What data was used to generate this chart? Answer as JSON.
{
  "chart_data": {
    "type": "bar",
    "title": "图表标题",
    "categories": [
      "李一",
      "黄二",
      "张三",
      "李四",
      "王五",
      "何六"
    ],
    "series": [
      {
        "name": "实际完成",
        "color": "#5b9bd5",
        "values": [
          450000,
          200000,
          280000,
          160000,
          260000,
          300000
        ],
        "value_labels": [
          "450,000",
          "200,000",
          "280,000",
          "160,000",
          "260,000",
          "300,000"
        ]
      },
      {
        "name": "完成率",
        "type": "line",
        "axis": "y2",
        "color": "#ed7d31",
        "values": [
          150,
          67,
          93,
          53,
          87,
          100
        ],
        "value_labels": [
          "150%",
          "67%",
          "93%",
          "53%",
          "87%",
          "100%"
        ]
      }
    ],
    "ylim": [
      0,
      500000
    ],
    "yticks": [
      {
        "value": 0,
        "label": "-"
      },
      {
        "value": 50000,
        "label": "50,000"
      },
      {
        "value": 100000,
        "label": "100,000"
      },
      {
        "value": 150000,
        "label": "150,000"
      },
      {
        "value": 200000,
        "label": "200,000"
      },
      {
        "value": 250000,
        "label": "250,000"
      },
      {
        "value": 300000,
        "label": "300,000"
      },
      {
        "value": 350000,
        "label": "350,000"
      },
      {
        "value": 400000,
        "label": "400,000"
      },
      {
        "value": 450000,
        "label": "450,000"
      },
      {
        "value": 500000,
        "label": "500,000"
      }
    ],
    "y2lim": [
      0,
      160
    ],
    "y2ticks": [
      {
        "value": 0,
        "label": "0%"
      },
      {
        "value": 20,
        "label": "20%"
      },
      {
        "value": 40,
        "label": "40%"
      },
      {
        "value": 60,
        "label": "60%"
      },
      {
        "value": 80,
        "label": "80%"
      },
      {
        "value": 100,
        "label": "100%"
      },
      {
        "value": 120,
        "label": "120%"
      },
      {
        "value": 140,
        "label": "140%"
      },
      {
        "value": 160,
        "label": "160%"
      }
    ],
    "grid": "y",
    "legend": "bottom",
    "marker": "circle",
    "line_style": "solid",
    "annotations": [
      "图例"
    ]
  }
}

> **TASK TO COMPLETE**: Copy all of the material word for word.

> **SOLUTION FOR THIS EXERCISE**:
What data was used to generate this chart? Answer as JSON.
{
  "chart_data": {
    "type": "bar",
    "title": "图表标题",
    "categories": [
      "李一",
      "黄二",
      "张三",
      "李四",
      "王五",
      "何六"
    ],
    "series": [
      {
        "name": "实际完成",
        "color": "#5b9bd5",
        "values": [
          450000,
          200000,
          280000,
          160000,
          260000,
          300000
        ],
        "value_labels": [
          "450,000",
          "200,000",
          "280,000",
          "160,000",
          "260,000",
          "300,000"
        ]
      },
      {
        "name": "完成率",
        "type": "line",
        "axis": "y2",
        "color": "#ed7d31",
        "values": [
          150,
          67,
          93,
          53,
          87,
          100
        ],
        "value_labels": [
          "150%",
          "67%",
          "93%",
          "53%",
          "87%",
          "100%"
        ]
      }
    ],
    "ylim": [
      0,
      500000
    ],
    "yticks": [
      {
        "value": 0,
        "label": "-"
      },
      {
        "value": 50000,
        "label": "50,000"
      },
      {
        "value": 100000,
        "label": "100,000"
      },
      {
        "value": 150000,
        "label": "150,000"
      },
      {
        "value": 200000,
        "label": "200,000"
      },
      {
        "value": 250000,
        "label": "250,000"
      },
      {
        "value": 300000,
        "label": "300,000"
      },
      {
        "value": 350000,
        "label": "350,000"
      },
      {
        "value": 400000,
        "label": "400,000"
      },
      {
        "value": 450000,
        "label": "450,000"
      },
      {
        "value": 500000,
        "label": "500,000"
      }
    ],
    "y2lim": [
      0,
      160
    ],
    "y2ticks": [
      {
        "value": 0,
        "label": "0%"
      },
      {
        "value": 20,
        "label": "20%"
      },
      {
        "value": 40,
        "label": "40%"
      },
      {
        "value": 60,
        "label": "60%"
      },
      {
        "value": 80,
        "label": "80%"
      },
      {
        "value": 100,
        "label": "100%"
      },
      {
        "value": 120,
        "label": "120%"
      },
      {
        "value": 140,
        "label": "140%"
      },
      {
        "value": 160,
        "label": "160%"
      }
    ],
    "grid": "y",
    "legend": "bottom",
    "marker": "circle",
    "line_style": "solid",
    "annotations": [
      "图例"
    ]
  }
}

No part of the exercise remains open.